Repeat the material exactly as it appears.

** start **

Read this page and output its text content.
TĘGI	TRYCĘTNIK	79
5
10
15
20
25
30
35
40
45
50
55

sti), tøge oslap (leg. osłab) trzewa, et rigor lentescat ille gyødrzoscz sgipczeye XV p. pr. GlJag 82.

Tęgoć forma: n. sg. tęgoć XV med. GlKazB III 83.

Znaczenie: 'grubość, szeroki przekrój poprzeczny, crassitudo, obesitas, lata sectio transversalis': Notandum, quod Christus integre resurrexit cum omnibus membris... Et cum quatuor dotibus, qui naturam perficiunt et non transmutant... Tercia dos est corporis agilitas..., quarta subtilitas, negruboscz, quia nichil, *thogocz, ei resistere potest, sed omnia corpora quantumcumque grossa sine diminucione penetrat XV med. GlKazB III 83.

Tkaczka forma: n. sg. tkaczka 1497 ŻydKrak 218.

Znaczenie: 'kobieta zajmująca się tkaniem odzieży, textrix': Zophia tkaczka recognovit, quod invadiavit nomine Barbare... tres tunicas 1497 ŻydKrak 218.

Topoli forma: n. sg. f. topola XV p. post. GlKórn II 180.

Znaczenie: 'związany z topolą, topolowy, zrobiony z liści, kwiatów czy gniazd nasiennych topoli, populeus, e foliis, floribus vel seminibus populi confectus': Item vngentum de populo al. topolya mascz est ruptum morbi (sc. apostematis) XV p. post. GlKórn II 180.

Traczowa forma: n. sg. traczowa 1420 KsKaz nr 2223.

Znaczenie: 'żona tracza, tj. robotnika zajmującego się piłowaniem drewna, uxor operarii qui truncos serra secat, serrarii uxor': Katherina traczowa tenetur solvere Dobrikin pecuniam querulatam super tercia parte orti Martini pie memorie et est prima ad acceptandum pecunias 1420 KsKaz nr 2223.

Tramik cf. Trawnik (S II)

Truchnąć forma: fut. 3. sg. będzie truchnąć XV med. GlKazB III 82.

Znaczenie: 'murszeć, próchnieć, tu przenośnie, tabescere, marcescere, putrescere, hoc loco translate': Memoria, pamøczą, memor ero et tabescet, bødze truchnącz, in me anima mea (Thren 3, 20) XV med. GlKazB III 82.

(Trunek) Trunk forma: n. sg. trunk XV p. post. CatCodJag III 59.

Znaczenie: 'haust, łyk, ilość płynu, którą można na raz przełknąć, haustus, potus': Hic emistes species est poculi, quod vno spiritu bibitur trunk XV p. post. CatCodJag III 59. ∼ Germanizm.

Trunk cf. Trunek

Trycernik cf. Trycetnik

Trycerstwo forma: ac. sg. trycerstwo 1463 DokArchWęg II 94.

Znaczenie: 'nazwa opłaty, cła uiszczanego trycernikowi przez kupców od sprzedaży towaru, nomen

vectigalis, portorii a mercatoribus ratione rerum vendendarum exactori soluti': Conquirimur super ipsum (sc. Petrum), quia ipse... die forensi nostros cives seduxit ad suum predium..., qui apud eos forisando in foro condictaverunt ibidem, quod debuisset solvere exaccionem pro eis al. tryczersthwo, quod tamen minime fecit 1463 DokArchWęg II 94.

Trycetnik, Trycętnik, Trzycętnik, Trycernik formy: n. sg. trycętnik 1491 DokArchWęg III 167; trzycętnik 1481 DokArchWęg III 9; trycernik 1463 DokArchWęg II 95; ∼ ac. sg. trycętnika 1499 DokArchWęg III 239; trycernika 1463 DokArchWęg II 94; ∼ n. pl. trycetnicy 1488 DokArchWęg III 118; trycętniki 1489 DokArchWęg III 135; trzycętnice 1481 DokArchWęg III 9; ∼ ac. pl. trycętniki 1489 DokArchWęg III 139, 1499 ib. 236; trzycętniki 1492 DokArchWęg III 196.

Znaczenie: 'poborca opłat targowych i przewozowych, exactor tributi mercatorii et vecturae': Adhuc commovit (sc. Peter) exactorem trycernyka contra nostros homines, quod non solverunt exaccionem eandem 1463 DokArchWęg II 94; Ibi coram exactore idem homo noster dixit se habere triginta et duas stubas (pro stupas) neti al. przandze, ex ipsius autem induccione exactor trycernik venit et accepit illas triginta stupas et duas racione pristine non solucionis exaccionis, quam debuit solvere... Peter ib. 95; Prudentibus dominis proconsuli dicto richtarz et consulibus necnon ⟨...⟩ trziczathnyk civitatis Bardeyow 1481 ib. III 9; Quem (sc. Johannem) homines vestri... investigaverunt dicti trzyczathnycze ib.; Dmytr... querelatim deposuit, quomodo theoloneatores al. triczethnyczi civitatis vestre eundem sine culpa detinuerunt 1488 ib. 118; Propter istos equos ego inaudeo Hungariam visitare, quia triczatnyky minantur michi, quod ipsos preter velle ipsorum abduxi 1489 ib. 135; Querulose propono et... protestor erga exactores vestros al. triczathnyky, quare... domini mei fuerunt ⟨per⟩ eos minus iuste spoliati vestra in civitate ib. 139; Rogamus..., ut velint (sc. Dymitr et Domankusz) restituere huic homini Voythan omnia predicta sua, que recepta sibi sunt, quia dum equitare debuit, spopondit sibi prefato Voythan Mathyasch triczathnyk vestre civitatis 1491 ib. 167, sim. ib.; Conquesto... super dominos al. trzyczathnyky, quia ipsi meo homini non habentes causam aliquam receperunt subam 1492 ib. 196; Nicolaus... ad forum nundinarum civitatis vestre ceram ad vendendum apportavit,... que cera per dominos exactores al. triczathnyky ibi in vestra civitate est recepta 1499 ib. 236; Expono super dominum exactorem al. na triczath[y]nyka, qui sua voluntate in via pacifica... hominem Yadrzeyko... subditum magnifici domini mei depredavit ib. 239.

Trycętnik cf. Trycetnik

** end **

## RESULT BELOW
Read this page and output its text content.
TĘGI	TRYCĘTNIK	79
5
10
15
20
25
30
35
40
45
50
55

sti), tøge oslap (leg. osłab) trzewa, et rigor lentescat ille gyødrzoscz sgipczeye XV p. pr. GlJag 82.

Tęgoć forma: n. sg. tęgoć XV med. GlKazB III 83.

Znaczenie: 'grubość, szeroki przekrój poprzeczny, crassitudo, obesitas, lata sectio transversalis': Notandum, quod Christus integre resurrexit cum omnibus membris... Et cum quatuor dotibus, qui naturam perficiunt et non transmutant... Tercia dos est corporis agilitas..., quarta subtilitas, negruboscz, quia nichil, *thogocz, ei resistere potest, sed omnia corpora quantumcumque grossa sine diminucione penetrat XV med. GlKazB III 83.

Tkaczka forma: n. sg. tkaczka 1497 ŻydKrak 218.

Znaczenie: 'kobieta zajmująca się tkaniem odzieży, textrix': Zophia tkaczka recognovit, quod invadiavit nomine Barbare... tres tunicas 1497 ŻydKrak 218.

Topoli forma: n. sg. f. topola XV p. post. GlKórn II 180.

Znaczenie: 'związany z topolą, topolowy, zrobiony z liści, kwiatów czy gniazd nasiennych topoli, populeus, e foliis, floribus vel seminibus populi confectus': Item vngentum de populo al. topolya mascz est ruptum morbi (sc. apostematis) XV p. post. GlKórn II 180.

Traczowa forma: n. sg. traczowa 1420 KsKaz nr 2223.

Znaczenie: 'żona tracza, tj. robotnika zajmującego się piłowaniem drewna, uxor operarii qui truncos serra secat, serrarii uxor': Katherina traczowa tenetur solvere Dobrikin pecuniam querulatam super tercia parte orti Martini pie memorie et est prima ad acceptandum pecunias 1420 KsKaz nr 2223.

Tramik cf. Trawnik (S II)

Truchnąć forma: fut. 3. sg. będzie truchnąć XV med. GlKazB III 82.

Znaczenie: 'murszeć, próchnieć, tu przenośnie, tabescere, marcescere, putrescere, hoc loco translate': Memoria, pamøczą, memor ero et tabescet, bødze truchnącz, in me anima mea (Thren 3, 20) XV med. GlKazB III 82.

(Trunek) Trunk forma: n. sg. trunk XV p. post. CatCodJag III 59.

Znaczenie: 'haust, łyk, ilość płynu, którą można na raz przełknąć, haustus, potus': Hic emistes species est poculi, quod vno spiritu bibitur trunk XV p. post. CatCodJag III 59. ∼ Germanizm.

Trunk cf. Trunek

Trycernik cf. Trycetnik

Trycerstwo forma: ac. sg. trycerstwo 1463 DokArchWęg II 94.

Znaczenie: 'nazwa opłaty, cła uiszczanego trycernikowi przez kupców od sprzedaży towaru, nomen

vectigalis, portorii a mercatoribus ratione rerum vendendarum exactori soluti': Conquirimur super ipsum (sc. Petrum), quia ipse... die forensi nostros cives seduxit ad suum predium..., qui apud eos forisando in foro condictaverunt ibidem, quod debuisset solvere exaccionem pro eis al. tryczersthwo, quod tamen minime fecit 1463 DokArchWęg II 94.

Trycetnik, Trycętnik, Trzycętnik, Trycernik formy: n. sg. trycętnik 1491 DokArchWęg III 167; trzycętnik 1481 DokArchWęg III 9; trycernik 1463 DokArchWęg II 95; ∼ ac. sg. trycętnika 1499 DokArchWęg III 239; trycernika 1463 DokArchWęg II 94; ∼ n. pl. trycetnicy 1488 DokArchWęg III 118; trycętniki 1489 DokArchWęg III 135; trzycętnice 1481 DokArchWęg III 9; ∼ ac. pl. trycętniki 1489 DokArchWęg III 139, 1499 ib. 236; trzycętniki 1492 DokArchWęg III 196.

Znaczenie: 'poborca opłat targowych i przewozowych, exactor tributi mercatorii et vecturae': Adhuc commovit (sc. Peter) exactorem trycernyka contra nostros homines, quod non solverunt exaccionem eandem 1463 DokArchWęg II 94; Ibi coram exactore idem homo noster dixit se habere triginta et duas stubas (pro stupas) neti al. przandze, ex ipsius autem induccione exactor trycernik venit et accepit illas triginta stupas et duas racione pristine non solucionis exaccionis, quam debuit solvere... Peter ib. 95; Prudentibus dominis proconsuli dicto richtarz et consulibus necnon ⟨...⟩ trziczathnyk civitatis Bardeyow 1481 ib. III 9; Quem (sc. Johannem) homines vestri... investigaverunt dicti trzyczathnycze ib.; Dmytr... querelatim deposuit, quomodo theoloneatores al. triczethnyczi civitatis vestre eundem sine culpa detinuerunt 1488 ib. 118; Propter istos equos ego inaudeo Hungariam visitare, quia triczatnyky minantur michi, quod ipsos preter velle ipsorum abduxi 1489 ib. 135; Querulose propono et... protestor erga exactores vestros al. triczathnyky, quare... domini mei fuerunt ⟨per⟩ eos minus iuste spoliati vestra in civitate ib. 139; Rogamus..., ut velint (sc. Dymitr et Domankusz) restituere huic homini Voythan omnia predicta sua, que recepta sibi sunt, quia dum equitare debuit, spopondit sibi prefato Voythan Mathyasch triczathnyk vestre civitatis 1491 ib. 167, sim. ib.; Conquesto... super dominos al. trzyczathnyky, quia ipsi meo homini non habentes causam aliquam receperunt subam 1492 ib. 196; Nicolaus... ad forum nundinarum civitatis vestre ceram ad vendendum apportavit,... que cera per dominos exactores al. triczathnyky ibi in vestra civitate est recepta 1499 ib. 236; Expono super dominum exactorem al. na triczath[y]nyka, qui sua voluntate in via pacifica... hominem Yadrzeyko... subditum magnifici domini mei depredavit ib. 239.

Trycętnik cf. Trycetnik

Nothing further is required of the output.